##### Source records #####

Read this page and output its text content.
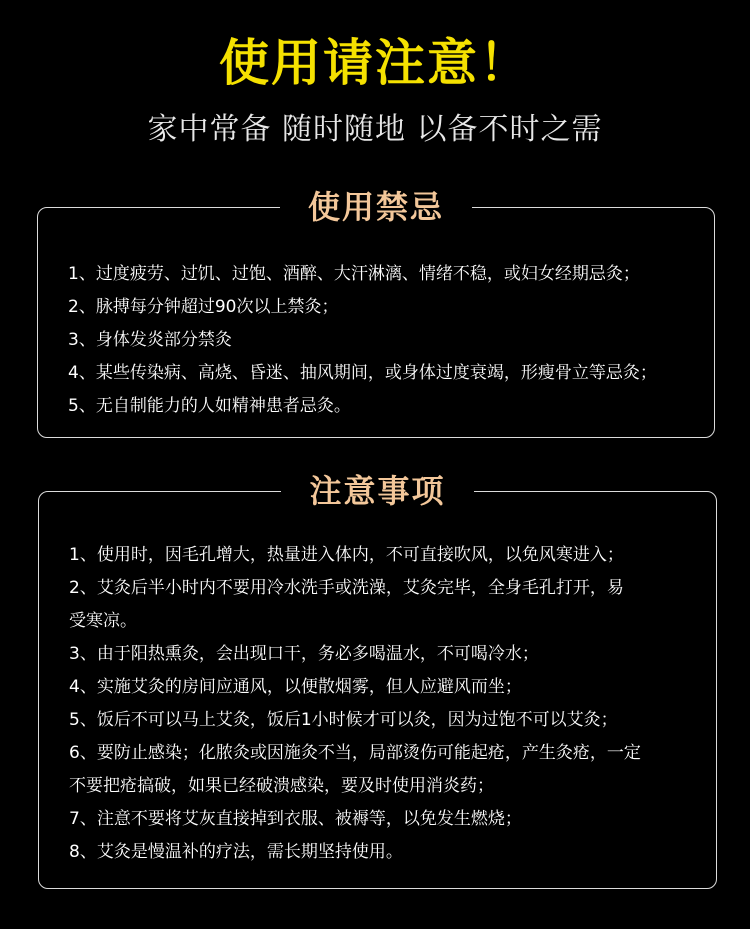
使用请注意！
家中常备 随时随地 以备不时之需
使用禁忌
1、过度疲劳、过饥、过饱、酒醉、大汗淋漓、情绪不稳，或妇女经期忌灸；
2、脉搏每分钟超过90次以上禁灸；
3、身体发炎部分禁灸
4、某些传染病、高烧、昏迷、抽风期间，或身体过度衰竭，形瘦骨立等忌灸；
5、无自制能力的人如精神患者忌灸。
注意事项
1、使用时，因毛孔增大，热量进入体内，不可直接吹风，以免风寒进入；
2、艾灸后半小时内不要用冷水洗手或洗澡，艾灸完毕，全身毛孔打开，易
受寒凉。
3、由于阳热熏灸，会出现口干，务必多喝温水，不可喝冷水；
4、实施艾灸的房间应通风，以便散烟雾，但人应避风而坐；
5、饭后不可以马上艾灸，饭后1小时候才可以灸，因为过饱不可以艾灸；
6、要防止感染；化脓灸或因施灸不当，局部烫伤可能起疮，产生灸疮，一定
不要把疮搞破，如果已经破溃感染，要及时使用消炎药；
7、注意不要将艾灰直接掉到衣服、被褥等，以免发生燃烧；
8、艾灸是慢温补的疗法，需长期坚持使用。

#####

**Problem requirements**
Quote the material exactly. Pictures stay out.

**Response below**
Read this page and output its text content.
使用请注意！
家中常备 随时随地 以备不时之需
使用禁忌
1、过度疲劳、过饥、过饱、酒醉、大汗淋漓、情绪不稳，或妇女经期忌灸；
2、脉搏每分钟超过90次以上禁灸；
3、身体发炎部分禁灸
4、某些传染病、高烧、昏迷、抽风期间，或身体过度衰竭，形瘦骨立等忌灸；
5、无自制能力的人如精神患者忌灸。
注意事项
1、使用时，因毛孔增大，热量进入体内，不可直接吹风，以免风寒进入；
2、艾灸后半小时内不要用冷水洗手或洗澡，艾灸完毕，全身毛孔打开，易
受寒凉。
3、由于阳热熏灸，会出现口干，务必多喝温水，不可喝冷水；
4、实施艾灸的房间应通风，以便散烟雾，但人应避风而坐；
5、饭后不可以马上艾灸，饭后1小时候才可以灸，因为过饱不可以艾灸；
6、要防止感染；化脓灸或因施灸不当，局部烫伤可能起疮，产生灸疮，一定
不要把疮搞破，如果已经破溃感染，要及时使用消炎药；
7、注意不要将艾灰直接掉到衣服、被褥等，以免发生燃烧；
8、艾灸是慢温补的疗法，需长期坚持使用。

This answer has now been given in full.